### What to do
Where a line contains the string "année", copy that line.

### Records to use
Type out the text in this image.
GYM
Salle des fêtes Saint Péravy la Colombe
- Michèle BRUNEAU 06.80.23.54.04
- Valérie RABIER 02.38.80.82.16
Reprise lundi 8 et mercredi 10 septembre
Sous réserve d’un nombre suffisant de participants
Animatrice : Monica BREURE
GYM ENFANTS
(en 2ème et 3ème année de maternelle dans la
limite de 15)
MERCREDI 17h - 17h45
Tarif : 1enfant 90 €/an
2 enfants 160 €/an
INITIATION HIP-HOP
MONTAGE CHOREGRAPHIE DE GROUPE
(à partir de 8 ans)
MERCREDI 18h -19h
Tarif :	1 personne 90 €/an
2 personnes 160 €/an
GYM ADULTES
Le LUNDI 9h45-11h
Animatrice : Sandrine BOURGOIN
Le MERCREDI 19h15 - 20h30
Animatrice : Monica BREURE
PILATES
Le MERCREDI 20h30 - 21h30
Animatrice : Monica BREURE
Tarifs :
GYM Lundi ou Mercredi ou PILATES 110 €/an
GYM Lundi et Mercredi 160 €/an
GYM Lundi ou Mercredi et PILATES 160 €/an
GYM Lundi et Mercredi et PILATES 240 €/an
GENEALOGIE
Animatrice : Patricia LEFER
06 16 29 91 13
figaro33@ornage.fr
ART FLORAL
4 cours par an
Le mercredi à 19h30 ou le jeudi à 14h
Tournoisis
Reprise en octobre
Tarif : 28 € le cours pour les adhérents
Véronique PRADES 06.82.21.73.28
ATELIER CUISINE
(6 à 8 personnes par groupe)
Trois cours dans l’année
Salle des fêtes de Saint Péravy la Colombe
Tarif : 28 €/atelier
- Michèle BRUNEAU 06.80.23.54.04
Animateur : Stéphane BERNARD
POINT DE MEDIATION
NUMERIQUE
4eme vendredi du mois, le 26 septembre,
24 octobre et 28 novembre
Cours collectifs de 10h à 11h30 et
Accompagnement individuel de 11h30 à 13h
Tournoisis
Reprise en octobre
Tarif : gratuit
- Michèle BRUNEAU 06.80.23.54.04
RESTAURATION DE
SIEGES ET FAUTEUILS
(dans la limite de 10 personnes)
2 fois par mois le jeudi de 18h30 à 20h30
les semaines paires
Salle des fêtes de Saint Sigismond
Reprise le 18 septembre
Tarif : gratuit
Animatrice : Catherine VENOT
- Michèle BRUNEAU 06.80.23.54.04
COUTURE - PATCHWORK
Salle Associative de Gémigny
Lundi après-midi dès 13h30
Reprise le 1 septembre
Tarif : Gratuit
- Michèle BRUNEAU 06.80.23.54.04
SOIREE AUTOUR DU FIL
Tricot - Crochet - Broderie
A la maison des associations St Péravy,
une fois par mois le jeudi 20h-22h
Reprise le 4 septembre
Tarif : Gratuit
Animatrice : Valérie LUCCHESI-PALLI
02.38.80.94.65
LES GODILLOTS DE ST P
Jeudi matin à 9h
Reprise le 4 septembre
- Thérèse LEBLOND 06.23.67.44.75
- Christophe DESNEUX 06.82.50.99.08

### Written answer
(en 2ème et 3ème année de maternelle dans la
Trois cours dans l’année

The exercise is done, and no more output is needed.